**Verilen Görevler**
A) FETÖ konusundaki metinde tırnak işaretleri içinde verilen tüm ifadeleri sıralayınız.
B) FETÖ konusundaki metne göre aşağıdaki ifadelerin her biri doğru mudur? Her biri için evet ya da hayır deyip metinden belirleyici sözcükleri aynen alıntılayınız.
(i) Söz konusu deyim, anlamının kavranması için ek açıklama gerektirir.
(ii) Cumhurbaşkanı bütün dünyayı uyarmaktadır.
(iii) Koro, Avrupa Parlamentosu’nun koridor veya kafeteryalarında FETÖ’cüler ve PKK’lılar tespit etmektedir.

**Seçilen Metin**
__________________________________________________

Murat BELGE
Türkiye’de bir deyim var: “Hem suçlu, hem güçlü.” Yarım-kafiyeli bir deyim. Ne anlatmak istediği de çok belli. “Şu demek, bu demek” diye fazladan açıklama gerektirmeyen bir söz.
Türkiye şu günlerde sanki bu deyimin anlattığı durumu dramatize etmek üzere yazılmış bir senaryoyu oynuyor. Konu, hemen tahmin ettiğiniz gibi “FETÖ’cülük.”
Cumhurbaşkanı yalnız FETÖ’cüleri değil, onlar hakkında kendi duygularının benzerini duymayan herkesi de kahretmeden gün geçirmiyor. Bütün dünyayı uyarıyor; bu adamlara hoşgörü göstermeye devam ederlerse bu adamların onların ülkesinde de iktidarı ele geçireceğine dair uyarılar ve kehanetlerde bulunuyor. Arkasında, bunları nakarat halinde tekrarlayan bir koro da var.
Örneğin Avrupa Parlamentosu bir karar üzerinde benzeri de görülmüş bir çoğunlukla birleşiyor. Bu koro hemen Avrupa Parlamentosu’nun koridor veya kafeteryalarında dolanan FETÖ’cüler (ve PKK’lılar) tespit ediyor. Parlamento üyelerini bu kötü adamların dolduruşa getirdiğini anlıyoruz. Yani onlar olmasa ve dolduruşu yapmasa, Avrupa Parlamentosu’nun milletvekilleri (her ülkeden, her görüşten) Cumhurbaşkanı’nın konuşmalarına ve uygulamalarına bakıp, “Ne doğru söyledi; ne iyi yaptı” diyecekler.

__________________________________________________

[Sınırlayıcı kutu girdileri]
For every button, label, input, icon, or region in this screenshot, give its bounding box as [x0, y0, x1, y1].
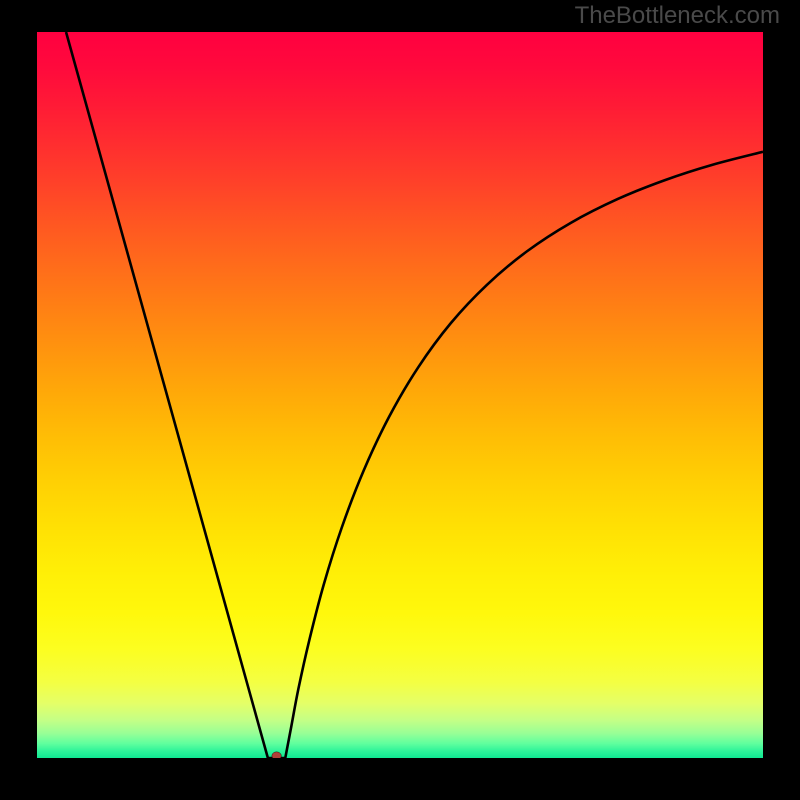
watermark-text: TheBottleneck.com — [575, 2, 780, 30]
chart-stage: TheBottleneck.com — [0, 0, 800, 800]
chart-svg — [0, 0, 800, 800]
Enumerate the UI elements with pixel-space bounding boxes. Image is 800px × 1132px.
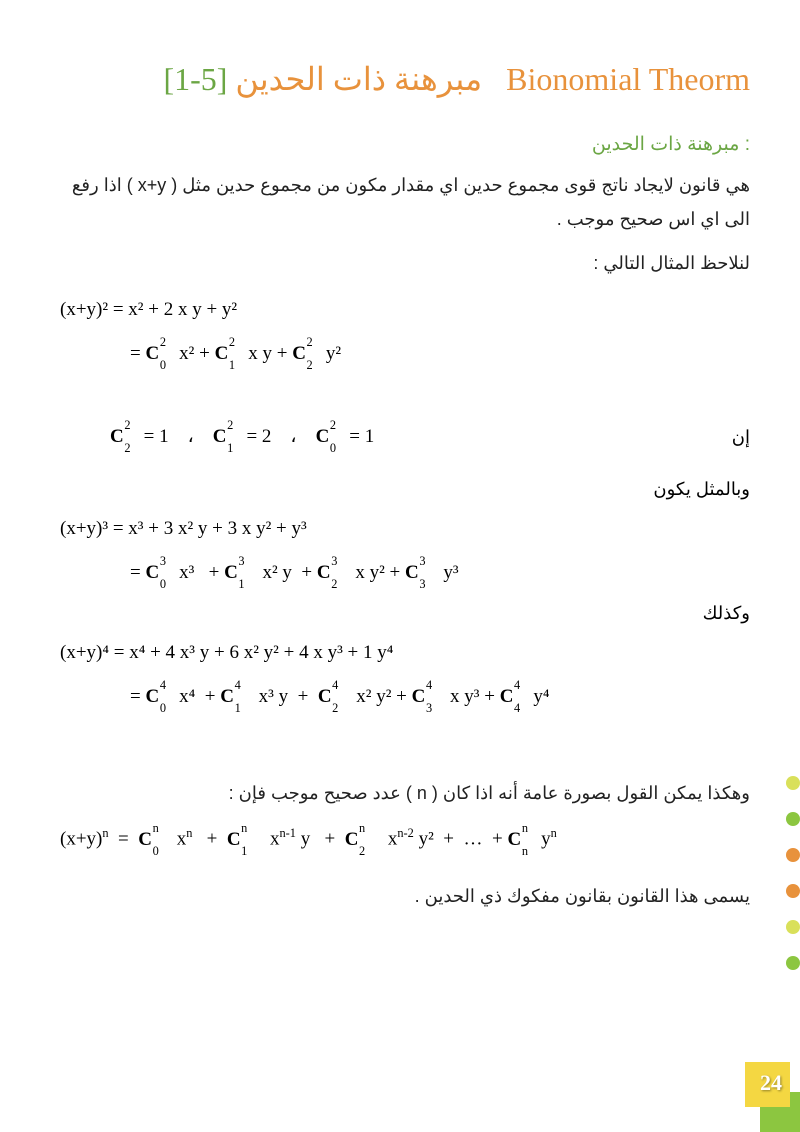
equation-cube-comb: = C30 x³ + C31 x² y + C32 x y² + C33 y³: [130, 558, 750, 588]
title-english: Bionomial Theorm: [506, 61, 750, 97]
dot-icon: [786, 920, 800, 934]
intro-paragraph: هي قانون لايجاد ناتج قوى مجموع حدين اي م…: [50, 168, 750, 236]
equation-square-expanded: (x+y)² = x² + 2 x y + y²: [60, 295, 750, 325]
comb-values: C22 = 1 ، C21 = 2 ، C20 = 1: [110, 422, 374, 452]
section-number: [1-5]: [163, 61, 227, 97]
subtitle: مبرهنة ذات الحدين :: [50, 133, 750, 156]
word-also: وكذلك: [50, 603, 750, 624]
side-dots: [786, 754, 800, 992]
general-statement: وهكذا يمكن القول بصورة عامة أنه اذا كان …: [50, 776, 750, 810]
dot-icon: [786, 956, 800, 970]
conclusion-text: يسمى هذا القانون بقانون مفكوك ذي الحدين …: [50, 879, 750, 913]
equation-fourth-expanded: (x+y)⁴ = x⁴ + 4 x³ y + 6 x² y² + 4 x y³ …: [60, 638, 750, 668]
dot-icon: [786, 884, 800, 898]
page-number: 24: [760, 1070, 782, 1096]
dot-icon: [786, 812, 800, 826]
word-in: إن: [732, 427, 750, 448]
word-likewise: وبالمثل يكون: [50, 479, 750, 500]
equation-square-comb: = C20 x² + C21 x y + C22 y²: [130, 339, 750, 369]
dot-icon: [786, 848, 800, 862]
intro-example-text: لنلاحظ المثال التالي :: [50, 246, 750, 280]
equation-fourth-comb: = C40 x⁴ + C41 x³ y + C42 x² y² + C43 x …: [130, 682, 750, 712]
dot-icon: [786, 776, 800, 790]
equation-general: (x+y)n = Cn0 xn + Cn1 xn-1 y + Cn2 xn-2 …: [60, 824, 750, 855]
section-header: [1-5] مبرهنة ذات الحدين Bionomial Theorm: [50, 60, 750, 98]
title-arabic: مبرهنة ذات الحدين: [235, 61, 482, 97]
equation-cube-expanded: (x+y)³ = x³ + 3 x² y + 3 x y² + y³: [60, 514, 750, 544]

__________________________________________________

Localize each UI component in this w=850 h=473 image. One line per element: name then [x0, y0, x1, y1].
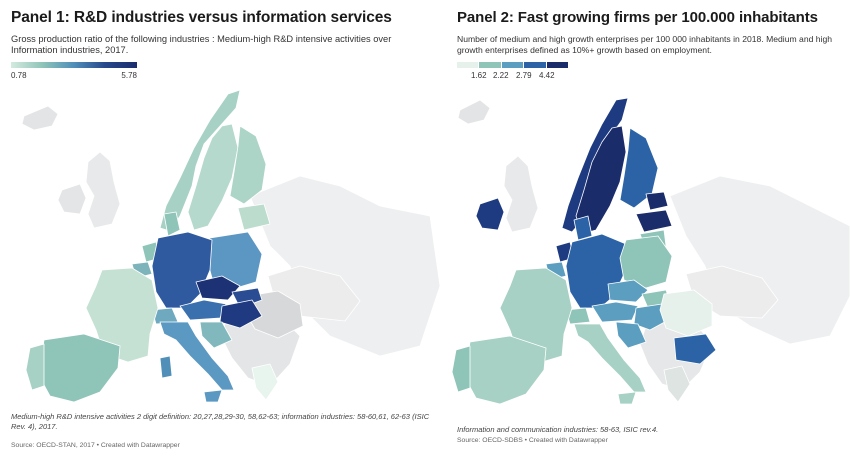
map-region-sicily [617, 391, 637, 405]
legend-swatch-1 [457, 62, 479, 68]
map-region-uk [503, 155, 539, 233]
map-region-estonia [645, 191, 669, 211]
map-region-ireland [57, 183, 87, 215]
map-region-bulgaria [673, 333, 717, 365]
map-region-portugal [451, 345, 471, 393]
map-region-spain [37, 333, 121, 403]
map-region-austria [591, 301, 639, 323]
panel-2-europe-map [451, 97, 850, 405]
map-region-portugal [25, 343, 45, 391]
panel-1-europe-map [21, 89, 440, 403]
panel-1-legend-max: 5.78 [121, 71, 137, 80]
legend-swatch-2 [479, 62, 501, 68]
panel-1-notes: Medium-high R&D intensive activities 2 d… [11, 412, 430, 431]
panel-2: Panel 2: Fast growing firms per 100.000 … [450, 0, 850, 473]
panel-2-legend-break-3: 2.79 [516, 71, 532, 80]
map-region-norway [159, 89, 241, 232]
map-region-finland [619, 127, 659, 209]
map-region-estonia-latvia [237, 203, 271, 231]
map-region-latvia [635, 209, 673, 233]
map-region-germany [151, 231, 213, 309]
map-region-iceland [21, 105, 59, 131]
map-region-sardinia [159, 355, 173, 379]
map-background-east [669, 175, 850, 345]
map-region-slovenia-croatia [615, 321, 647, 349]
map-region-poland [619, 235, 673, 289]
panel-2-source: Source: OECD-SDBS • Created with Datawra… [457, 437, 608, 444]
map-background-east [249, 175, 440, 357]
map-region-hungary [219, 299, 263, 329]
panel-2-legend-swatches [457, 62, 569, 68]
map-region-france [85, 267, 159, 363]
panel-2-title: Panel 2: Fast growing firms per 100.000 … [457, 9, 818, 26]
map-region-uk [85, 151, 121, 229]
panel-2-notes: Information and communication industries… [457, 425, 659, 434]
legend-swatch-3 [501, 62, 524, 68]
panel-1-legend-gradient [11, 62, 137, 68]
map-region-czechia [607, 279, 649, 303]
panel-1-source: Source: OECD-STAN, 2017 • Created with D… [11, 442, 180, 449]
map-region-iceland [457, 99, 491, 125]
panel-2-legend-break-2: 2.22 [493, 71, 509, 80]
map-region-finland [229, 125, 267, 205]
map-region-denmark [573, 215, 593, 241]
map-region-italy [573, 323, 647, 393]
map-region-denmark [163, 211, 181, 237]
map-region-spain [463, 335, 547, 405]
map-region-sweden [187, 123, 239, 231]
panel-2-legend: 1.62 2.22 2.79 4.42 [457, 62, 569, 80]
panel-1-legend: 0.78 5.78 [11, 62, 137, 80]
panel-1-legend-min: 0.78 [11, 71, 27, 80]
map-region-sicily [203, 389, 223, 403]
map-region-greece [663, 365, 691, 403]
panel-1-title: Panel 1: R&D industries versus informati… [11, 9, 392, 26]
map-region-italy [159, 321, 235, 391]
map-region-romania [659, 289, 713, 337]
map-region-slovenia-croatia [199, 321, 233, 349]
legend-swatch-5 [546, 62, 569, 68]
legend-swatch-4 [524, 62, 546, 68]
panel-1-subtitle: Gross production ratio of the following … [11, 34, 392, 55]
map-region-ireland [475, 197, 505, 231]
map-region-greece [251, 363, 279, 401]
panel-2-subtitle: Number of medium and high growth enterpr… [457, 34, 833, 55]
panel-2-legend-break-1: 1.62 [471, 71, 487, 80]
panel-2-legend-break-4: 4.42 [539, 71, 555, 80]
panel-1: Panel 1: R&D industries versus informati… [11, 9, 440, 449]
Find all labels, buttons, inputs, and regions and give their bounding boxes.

__________________________________________________

**Eksiksiz Yanıtlar**
A)
1. “Hem suçlu, hem güçlü.”
2. “Şu demek, bu demek”
3. “FETÖ’cülük.”
4. “Ne doğru söyledi; ne iyi yaptı”

B)
(i) Hayır: “fazladan açıklama gerektirmeyen bir söz.”
(ii) Evet: “Bütün dünyayı uyarıyor”
(iii) Evet: “Bu koro hemen Avrupa Parlamentosu’nun koridor veya kafeteryalarında dolanan FETÖ’cüler (ve PKK’lılar) tespit ediyor.”